- Short exercise: Go through the entries below and count the lines holding the word "text". Reply with only the number, please.

***** Data records

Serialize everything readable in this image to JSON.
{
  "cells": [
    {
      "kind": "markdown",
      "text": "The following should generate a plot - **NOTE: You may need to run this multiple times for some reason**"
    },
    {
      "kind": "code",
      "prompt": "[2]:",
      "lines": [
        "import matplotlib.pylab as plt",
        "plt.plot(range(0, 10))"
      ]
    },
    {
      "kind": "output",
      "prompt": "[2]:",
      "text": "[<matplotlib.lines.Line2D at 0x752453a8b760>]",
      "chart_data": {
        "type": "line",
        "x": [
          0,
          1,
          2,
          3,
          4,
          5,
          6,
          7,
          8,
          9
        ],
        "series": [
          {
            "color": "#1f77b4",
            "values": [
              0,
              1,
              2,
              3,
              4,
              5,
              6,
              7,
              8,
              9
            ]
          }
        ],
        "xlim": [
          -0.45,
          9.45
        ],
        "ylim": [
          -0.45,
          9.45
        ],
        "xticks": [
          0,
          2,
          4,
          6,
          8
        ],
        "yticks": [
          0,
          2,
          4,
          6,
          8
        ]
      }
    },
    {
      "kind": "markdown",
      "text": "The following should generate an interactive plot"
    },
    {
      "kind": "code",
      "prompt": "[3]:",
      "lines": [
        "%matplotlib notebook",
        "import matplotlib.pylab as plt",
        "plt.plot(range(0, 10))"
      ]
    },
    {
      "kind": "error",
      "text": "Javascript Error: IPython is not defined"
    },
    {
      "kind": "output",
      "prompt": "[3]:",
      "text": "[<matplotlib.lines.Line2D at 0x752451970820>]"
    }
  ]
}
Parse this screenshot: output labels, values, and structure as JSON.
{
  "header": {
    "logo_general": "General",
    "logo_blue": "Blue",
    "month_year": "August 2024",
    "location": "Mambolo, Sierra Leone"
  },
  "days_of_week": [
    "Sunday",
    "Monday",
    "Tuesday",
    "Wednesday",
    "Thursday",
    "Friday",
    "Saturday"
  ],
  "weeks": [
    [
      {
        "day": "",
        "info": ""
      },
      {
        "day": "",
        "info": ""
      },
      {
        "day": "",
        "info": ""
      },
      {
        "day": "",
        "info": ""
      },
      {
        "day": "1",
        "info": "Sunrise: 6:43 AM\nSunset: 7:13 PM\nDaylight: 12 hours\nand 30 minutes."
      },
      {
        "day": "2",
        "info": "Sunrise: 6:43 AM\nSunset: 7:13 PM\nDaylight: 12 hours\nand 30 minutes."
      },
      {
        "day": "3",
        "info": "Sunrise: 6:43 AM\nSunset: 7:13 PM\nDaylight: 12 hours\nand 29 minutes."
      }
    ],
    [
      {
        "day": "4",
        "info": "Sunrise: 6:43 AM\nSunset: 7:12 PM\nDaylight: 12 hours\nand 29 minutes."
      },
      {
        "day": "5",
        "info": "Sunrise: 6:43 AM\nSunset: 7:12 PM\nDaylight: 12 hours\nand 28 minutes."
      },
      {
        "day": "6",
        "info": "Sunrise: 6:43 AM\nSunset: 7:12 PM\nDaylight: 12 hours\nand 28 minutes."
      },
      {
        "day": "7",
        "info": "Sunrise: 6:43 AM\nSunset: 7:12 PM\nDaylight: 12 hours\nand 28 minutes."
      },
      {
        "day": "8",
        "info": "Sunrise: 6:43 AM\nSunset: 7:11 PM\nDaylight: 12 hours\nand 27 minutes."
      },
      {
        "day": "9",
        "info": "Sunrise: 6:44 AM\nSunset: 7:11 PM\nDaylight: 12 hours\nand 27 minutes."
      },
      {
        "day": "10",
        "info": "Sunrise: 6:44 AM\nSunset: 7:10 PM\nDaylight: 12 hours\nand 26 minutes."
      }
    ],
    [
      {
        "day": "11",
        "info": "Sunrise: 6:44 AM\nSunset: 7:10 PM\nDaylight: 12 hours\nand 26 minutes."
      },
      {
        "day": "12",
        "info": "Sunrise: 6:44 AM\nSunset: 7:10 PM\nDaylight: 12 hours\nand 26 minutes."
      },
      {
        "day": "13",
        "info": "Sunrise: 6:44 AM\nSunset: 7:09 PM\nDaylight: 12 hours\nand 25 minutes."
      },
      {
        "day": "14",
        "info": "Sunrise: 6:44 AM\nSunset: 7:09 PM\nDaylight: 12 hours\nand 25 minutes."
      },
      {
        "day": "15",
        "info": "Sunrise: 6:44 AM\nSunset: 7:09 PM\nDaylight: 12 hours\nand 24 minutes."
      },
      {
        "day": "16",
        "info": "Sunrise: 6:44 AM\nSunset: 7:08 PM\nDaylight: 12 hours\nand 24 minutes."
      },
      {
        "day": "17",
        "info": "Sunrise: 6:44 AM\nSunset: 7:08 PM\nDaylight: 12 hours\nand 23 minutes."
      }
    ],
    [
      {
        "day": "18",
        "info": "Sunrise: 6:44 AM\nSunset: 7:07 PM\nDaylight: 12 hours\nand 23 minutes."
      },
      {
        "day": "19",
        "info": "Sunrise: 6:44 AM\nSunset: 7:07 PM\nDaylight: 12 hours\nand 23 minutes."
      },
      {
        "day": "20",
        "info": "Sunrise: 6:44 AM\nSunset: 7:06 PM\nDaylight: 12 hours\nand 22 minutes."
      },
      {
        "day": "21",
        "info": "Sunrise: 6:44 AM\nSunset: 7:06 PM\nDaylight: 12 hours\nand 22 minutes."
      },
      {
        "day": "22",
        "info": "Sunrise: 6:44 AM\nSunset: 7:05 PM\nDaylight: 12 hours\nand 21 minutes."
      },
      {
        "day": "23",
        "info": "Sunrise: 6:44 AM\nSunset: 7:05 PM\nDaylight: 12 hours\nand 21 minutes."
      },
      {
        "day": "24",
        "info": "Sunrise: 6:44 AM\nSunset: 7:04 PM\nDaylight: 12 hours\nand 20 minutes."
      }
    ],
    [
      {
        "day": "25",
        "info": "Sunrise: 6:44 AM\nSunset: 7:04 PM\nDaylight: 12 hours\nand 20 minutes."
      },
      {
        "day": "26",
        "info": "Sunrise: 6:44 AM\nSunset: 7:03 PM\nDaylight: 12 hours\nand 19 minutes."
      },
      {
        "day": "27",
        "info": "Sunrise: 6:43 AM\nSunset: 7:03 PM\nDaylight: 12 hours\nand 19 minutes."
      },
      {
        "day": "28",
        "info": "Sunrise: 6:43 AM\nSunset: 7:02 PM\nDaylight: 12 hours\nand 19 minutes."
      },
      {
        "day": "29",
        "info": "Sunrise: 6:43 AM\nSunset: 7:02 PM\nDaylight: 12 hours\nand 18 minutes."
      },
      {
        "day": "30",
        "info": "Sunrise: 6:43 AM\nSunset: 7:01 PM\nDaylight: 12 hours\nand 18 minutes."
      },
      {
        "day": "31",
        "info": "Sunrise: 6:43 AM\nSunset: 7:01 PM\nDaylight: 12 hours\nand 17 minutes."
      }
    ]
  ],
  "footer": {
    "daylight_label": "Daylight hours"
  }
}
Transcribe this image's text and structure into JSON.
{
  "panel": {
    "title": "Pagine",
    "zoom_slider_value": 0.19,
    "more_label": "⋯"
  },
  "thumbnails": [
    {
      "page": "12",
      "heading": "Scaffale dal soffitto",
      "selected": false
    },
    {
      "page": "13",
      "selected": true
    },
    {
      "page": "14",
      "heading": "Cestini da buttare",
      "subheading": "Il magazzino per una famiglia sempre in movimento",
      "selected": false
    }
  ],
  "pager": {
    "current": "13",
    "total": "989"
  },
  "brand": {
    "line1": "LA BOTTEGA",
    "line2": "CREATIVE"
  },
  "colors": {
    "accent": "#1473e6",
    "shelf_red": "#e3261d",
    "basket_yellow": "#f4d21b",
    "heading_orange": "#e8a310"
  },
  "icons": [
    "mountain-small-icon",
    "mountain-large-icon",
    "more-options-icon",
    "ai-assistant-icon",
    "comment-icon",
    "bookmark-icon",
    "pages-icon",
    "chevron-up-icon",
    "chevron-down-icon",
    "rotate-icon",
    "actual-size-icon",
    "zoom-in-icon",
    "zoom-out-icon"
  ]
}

**********

- Solution below: 6